Short task: Provide an exact transcription of all the records.

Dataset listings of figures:
⁂
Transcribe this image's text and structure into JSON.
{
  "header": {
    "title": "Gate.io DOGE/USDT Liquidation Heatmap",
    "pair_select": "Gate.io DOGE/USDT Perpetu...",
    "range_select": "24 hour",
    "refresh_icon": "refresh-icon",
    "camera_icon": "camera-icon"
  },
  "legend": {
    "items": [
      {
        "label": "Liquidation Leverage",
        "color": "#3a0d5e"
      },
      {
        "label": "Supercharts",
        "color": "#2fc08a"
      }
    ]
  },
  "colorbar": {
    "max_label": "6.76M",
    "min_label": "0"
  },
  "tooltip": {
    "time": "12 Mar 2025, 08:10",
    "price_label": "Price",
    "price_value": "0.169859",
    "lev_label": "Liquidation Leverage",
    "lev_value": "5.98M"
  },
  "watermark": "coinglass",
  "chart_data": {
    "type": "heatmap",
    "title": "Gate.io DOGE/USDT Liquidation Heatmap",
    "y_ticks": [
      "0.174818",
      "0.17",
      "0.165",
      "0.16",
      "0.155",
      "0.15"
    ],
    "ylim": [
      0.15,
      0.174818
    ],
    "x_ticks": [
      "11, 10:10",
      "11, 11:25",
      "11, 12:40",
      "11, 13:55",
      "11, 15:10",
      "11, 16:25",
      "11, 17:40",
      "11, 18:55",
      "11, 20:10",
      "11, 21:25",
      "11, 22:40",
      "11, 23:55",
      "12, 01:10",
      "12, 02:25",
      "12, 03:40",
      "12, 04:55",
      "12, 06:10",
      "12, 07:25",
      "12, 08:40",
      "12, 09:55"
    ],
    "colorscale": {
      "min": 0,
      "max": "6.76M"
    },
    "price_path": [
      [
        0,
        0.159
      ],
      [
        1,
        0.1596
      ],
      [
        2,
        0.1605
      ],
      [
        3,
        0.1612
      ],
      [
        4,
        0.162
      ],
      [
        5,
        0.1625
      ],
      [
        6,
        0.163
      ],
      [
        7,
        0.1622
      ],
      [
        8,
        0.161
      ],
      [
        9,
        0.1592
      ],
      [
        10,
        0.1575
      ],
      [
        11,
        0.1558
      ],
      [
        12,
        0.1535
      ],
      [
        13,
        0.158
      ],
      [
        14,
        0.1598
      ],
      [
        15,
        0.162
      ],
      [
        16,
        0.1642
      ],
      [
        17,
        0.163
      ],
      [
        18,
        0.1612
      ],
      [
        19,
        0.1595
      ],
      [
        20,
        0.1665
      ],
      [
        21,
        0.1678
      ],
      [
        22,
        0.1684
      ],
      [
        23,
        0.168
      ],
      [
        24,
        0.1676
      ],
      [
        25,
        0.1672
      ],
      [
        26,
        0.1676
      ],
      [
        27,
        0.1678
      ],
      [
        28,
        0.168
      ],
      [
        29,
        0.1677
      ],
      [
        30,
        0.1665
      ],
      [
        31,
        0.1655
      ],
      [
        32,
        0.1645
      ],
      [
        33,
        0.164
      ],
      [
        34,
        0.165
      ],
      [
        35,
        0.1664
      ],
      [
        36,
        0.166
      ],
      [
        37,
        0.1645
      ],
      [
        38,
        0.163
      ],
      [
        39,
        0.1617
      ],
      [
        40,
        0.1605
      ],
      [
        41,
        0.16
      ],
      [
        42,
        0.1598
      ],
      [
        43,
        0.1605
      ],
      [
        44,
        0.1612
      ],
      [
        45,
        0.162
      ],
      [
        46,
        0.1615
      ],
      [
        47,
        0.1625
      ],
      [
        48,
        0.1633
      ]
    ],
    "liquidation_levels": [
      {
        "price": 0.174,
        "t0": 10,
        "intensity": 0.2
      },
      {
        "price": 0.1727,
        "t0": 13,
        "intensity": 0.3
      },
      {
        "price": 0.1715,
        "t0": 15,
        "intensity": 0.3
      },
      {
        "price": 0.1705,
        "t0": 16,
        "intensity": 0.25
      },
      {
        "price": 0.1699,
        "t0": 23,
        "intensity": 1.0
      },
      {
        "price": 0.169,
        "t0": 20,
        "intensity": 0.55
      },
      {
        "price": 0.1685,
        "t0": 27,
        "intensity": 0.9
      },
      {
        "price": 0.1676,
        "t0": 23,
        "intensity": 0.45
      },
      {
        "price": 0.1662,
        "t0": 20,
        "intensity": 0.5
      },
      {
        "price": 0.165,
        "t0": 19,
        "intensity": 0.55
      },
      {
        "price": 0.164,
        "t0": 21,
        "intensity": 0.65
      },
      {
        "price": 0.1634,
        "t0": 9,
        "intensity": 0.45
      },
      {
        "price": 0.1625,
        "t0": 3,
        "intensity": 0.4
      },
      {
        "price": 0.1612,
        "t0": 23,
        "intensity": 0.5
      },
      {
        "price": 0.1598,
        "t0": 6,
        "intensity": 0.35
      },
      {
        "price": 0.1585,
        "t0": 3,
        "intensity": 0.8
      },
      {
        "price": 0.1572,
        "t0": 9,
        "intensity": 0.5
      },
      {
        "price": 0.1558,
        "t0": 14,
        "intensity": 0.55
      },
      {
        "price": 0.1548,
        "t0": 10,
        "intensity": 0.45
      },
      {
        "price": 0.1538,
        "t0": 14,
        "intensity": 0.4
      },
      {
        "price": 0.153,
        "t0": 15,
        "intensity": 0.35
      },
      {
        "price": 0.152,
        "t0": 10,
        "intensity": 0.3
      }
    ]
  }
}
⁂
Answer to this task:
Transcribe this image's text and structure into JSON.
{
  "header": {
    "title": "Gate.io DOGE/USDT Liquidation Heatmap",
    "pair_select": "Gate.io DOGE/USDT Perpetu...",
    "range_select": "24 hour",
    "refresh_icon": "refresh-icon",
    "camera_icon": "camera-icon"
  },
  "legend": {
    "items": [
      {
        "label": "Liquidation Leverage",
        "color": "#3a0d5e"
      },
      {
        "label": "Supercharts",
        "color": "#2fc08a"
      }
    ]
  },
  "colorbar": {
    "max_label": "6.76M",
    "min_label": "0"
  },
  "tooltip": {
    "time": "12 Mar 2025, 08:10",
    "price_label": "Price",
    "price_value": "0.169859",
    "lev_label": "Liquidation Leverage",
    "lev_value": "5.98M"
  },
  "watermark": "coinglass",
  "chart_data": {
    "type": "heatmap",
    "title": "Gate.io DOGE/USDT Liquidation Heatmap",
    "y_ticks": [
      "0.174818",
      "0.17",
      "0.165",
      "0.16",
      "0.155",
      "0.15"
    ],
    "ylim": [
      0.15,
      0.174818
    ],
    "x_ticks": [
      "11, 10:10",
      "11, 11:25",
      "11, 12:40",
      "11, 13:55",
      "11, 15:10",
      "11, 16:25",
      "11, 17:40",
      "11, 18:55",
      "11, 20:10",
      "11, 21:25",
      "11, 22:40",
      "11, 23:55",
      "12, 01:10",
      "12, 02:25",
      "12, 03:40",
      "12, 04:55",
      "12, 06:10",
      "12, 07:25",
      "12, 08:40",
      "12, 09:55"
    ],
    "colorscale": {
      "min": 0,
      "max": "6.76M"
    },
    "price_path": [
      [
        0,
        0.159
      ],
      [
        1,
        0.1596
      ],
      [
        2,
        0.1605
      ],
      [
        3,
        0.1612
      ],
      [
        4,
        0.162
      ],
      [
        5,
        0.1625
      ],
      [
        6,
        0.163
      ],
      [
        7,
        0.1622
      ],
      [
        8,
        0.161
      ],
      [
        9,
        0.1592
      ],
      [
        10,
        0.1575
      ],
      [
        11,
        0.1558
      ],
      [
        12,
        0.1535
      ],
      [
        13,
        0.158
      ],
      [
        14,
        0.1598
      ],
      [
        15,
        0.162
      ],
      [
        16,
        0.1642
      ],
      [
        17,
        0.163
      ],
      [
        18,
        0.1612
      ],
      [
        19,
        0.1595
      ],
      [
        20,
        0.1665
      ],
      [
        21,
        0.1678
      ],
      [
        22,
        0.1684
      ],
      [
        23,
        0.168
      ],
      [
        24,
        0.1676
      ],
      [
        25,
        0.1672
      ],
      [
        26,
        0.1676
      ],
      [
        27,
        0.1678
      ],
      [
        28,
        0.168
      ],
      [
        29,
        0.1677
      ],
      [
        30,
        0.1665
      ],
      [
        31,
        0.1655
      ],
      [
        32,
        0.1645
      ],
      [
        33,
        0.164
      ],
      [
        34,
        0.165
      ],
      [
        35,
        0.1664
      ],
      [
        36,
        0.166
      ],
      [
        37,
        0.1645
      ],
      [
        38,
        0.163
      ],
      [
        39,
        0.1617
      ],
      [
        40,
        0.1605
      ],
      [
        41,
        0.16
      ],
      [
        42,
        0.1598
      ],
      [
        43,
        0.1605
      ],
      [
        44,
        0.1612
      ],
      [
        45,
        0.162
      ],
      [
        46,
        0.1615
      ],
      [
        47,
        0.1625
      ],
      [
        48,
        0.1633
      ]
    ],
    "liquidation_levels": [
      {
        "price": 0.174,
        "t0": 10,
        "intensity": 0.2
      },
      {
        "price": 0.1727,
        "t0": 13,
        "intensity": 0.3
      },
      {
        "price": 0.1715,
        "t0": 15,
        "intensity": 0.3
      },
      {
        "price": 0.1705,
        "t0": 16,
        "intensity": 0.25
      },
      {
        "price": 0.1699,
        "t0": 23,
        "intensity": 1.0
      },
      {
        "price": 0.169,
        "t0": 20,
        "intensity": 0.55
      },
      {
        "price": 0.1685,
        "t0": 27,
        "intensity": 0.9
      },
      {
        "price": 0.1676,
        "t0": 23,
        "intensity": 0.45
      },
      {
        "price": 0.1662,
        "t0": 20,
        "intensity": 0.5
      },
      {
        "price": 0.165,
        "t0": 19,
        "intensity": 0.55
      },
      {
        "price": 0.164,
        "t0": 21,
        "intensity": 0.65
      },
      {
        "price": 0.1634,
        "t0": 9,
        "intensity": 0.45
      },
      {
        "price": 0.1625,
        "t0": 3,
        "intensity": 0.4
      },
      {
        "price": 0.1612,
        "t0": 23,
        "intensity": 0.5
      },
      {
        "price": 0.1598,
        "t0": 6,
        "intensity": 0.35
      },
      {
        "price": 0.1585,
        "t0": 3,
        "intensity": 0.8
      },
      {
        "price": 0.1572,
        "t0": 9,
        "intensity": 0.5
      },
      {
        "price": 0.1558,
        "t0": 14,
        "intensity": 0.55
      },
      {
        "price": 0.1548,
        "t0": 10,
        "intensity": 0.45
      },
      {
        "price": 0.1538,
        "t0": 14,
        "intensity": 0.4
      },
      {
        "price": 0.153,
        "t0": 15,
        "intensity": 0.35
      },
      {
        "price": 0.152,
        "t0": 10,
        "intensity": 0.3
      }
    ]
  }
}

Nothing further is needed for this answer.